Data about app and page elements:
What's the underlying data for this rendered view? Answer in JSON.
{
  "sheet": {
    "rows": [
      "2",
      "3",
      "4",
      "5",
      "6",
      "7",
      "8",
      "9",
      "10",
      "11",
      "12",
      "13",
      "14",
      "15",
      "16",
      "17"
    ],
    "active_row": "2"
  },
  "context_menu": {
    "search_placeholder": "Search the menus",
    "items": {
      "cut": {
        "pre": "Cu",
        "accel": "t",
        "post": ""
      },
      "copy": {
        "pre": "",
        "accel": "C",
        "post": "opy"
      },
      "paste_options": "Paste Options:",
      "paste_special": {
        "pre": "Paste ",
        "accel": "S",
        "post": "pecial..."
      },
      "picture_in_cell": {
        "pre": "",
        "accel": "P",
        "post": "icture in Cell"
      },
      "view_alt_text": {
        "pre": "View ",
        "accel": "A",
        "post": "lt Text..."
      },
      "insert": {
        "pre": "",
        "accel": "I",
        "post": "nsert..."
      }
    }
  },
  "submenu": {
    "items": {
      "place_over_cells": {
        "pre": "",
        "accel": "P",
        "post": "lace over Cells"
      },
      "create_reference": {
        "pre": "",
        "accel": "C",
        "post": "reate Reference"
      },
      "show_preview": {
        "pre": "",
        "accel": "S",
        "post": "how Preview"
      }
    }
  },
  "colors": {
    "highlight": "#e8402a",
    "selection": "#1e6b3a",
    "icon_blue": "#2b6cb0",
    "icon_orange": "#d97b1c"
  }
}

**Work instructions:** A single integer is the expected output: the number of lines in the data that include the word "post".

**Answer to this problem:** 9